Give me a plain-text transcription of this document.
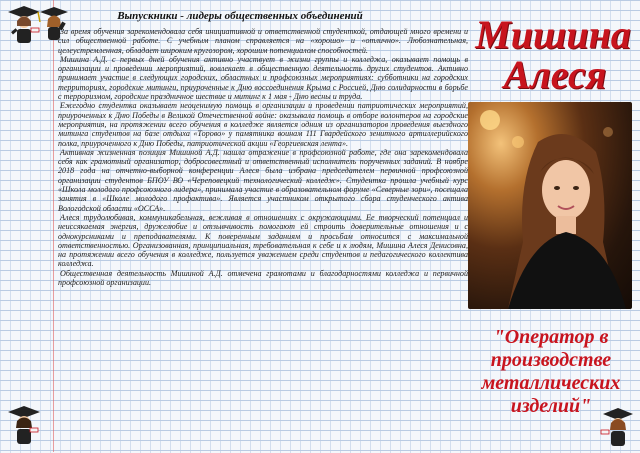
Выпускники - лидеры общественных объединений

За время обучения зарекомендовала себя инициативной и ответственной студенткой, отдающей много времени и сил общественной работе. С учебным планом справляется на «хорошо» и «отлично». Любознательная, целеустремленная, обладает широким кругозором, хорошим потенциалом способностей.

Мишина А.Д. с первых дней обучения активно участвует в жизни группы и колледжа, оказывает помощь в организации и проведении мероприятий, вовлекает в общественную деятельность других студентов. Активно принимает участие в следующих городских, областных и профсоюзных мероприятиях: субботники на городских территориях, городские митинги, приуроченные к Дню воссоединения Крыма с Россией, Дню солидарности в борьбе с терроризмом, городские праздничное шествие и митинг к 1 мая - Дню весны и труда.

Ежегодно студентка оказывает неоценимую помощь в организации и проведении патриотических мероприятий, приуроченных к Дню Победы в Великой Отечественной войне: оказывала помощь в отборе волонтеров на городские мероприятия, на протяжении всего обучения в колледже является одним из организаторов проведения выездного митинга студентов на базе отдыха «Торово» у памятника воинам 111 Гвардейского зенитного артиллерийского полка, приуроченного к Дню Победы, патриотической акции «Георгиевская лента».

Активная жизненная позиция Мишиной А.Д. нашла отражение в профсоюзной работе, где она зарекомендовала себя как грамотный организатор, добросовестный и ответственный исполнитель порученных заданий. В ноябре 2018 года на отчетно-выборной конференции Алеся была избрана председателем первичной профсоюзной организации студентов БПОУ ВО «Череповецкий технологический колледж». Студентка прошла учебный курс «Школа молодого профсоюзного лидера», принимала участие в образовательном форуме «Северные зори», посещала занятия в «Школе молодого профактива». Является участником открытого сбора студенческого актива Вологодской области «ОССА».

Алеся трудолюбивая, коммуникабельная, вежливая в отношениях с окружающими. Ее творческий потенциал и неиссякаемая энергия, дружелюбие и отзывчивость помогают ей строить доверительные отношения и с однокурсниками и преподавателями. К поверенным заданиям и просьбам относится с максимальной ответственностью. Организованная, принципиальная, требовательная к себе и к людям, Мишина Алеся Денисовна, на протяжении всего обучения в колледже, пользуется уважением среди студентов и педагогического коллектива колледжа.

Общественная деятельность Мишиной А.Д. отмечена грамотами и благодарностями колледжа и первичной профсоюзной организации.

Мишина
Алеся
"Оператор в производстве металлических изделий"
· · · · ·
* WHAT IS REQUIRED: Omit every picture while copying the listing above exactly.

* THE SOLUTION:
Give me a plain-text transcription of this document.
Выпускники - лидеры общественных объединений

За время обучения зарекомендовала себя инициативной и ответственной студенткой, отдающей много времени и сил общественной работе. С учебным планом справляется на «хорошо» и «отлично». Любознательная, целеустремленная, обладает широким кругозором, хорошим потенциалом способностей.

Мишина А.Д. с первых дней обучения активно участвует в жизни группы и колледжа, оказывает помощь в организации и проведении мероприятий, вовлекает в общественную деятельность других студентов. Активно принимает участие в следующих городских, областных и профсоюзных мероприятиях: субботники на городских территориях, городские митинги, приуроченные к Дню воссоединения Крыма с Россией, Дню солидарности в борьбе с терроризмом, городские праздничное шествие и митинг к 1 мая - Дню весны и труда.

Ежегодно студентка оказывает неоценимую помощь в организации и проведении патриотических мероприятий, приуроченных к Дню Победы в Великой Отечественной войне: оказывала помощь в отборе волонтеров на городские мероприятия, на протяжении всего обучения в колледже является одним из организаторов проведения выездного митинга студентов на базе отдыха «Торово» у памятника воинам 111 Гвардейского зенитного артиллерийского полка, приуроченного к Дню Победы, патриотической акции «Георгиевская лента».

Активная жизненная позиция Мишиной А.Д. нашла отражение в профсоюзной работе, где она зарекомендовала себя как грамотный организатор, добросовестный и ответственный исполнитель порученных заданий. В ноябре 2018 года на отчетно-выборной конференции Алеся была избрана председателем первичной профсоюзной организации студентов БПОУ ВО «Череповецкий технологический колледж». Студентка прошла учебный курс «Школа молодого профсоюзного лидера», принимала участие в образовательном форуме «Северные зори», посещала занятия в «Школе молодого профактива». Является участником открытого сбора студенческого актива Вологодской области «ОССА».

Алеся трудолюбивая, коммуникабельная, вежливая в отношениях с окружающими. Ее творческий потенциал и неиссякаемая энергия, дружелюбие и отзывчивость помогают ей строить доверительные отношения и с однокурсниками и преподавателями. К поверенным заданиям и просьбам относится с максимальной ответственностью. Организованная, принципиальная, требовательная к себе и к людям, Мишина Алеся Денисовна, на протяжении всего обучения в колледже, пользуется уважением среди студентов и педагогического коллектива колледжа.

Общественная деятельность Мишиной А.Д. отмечена грамотами и благодарностями колледжа и первичной профсоюзной организации.

Мишина
Алеся
"Оператор в производстве металлических изделий"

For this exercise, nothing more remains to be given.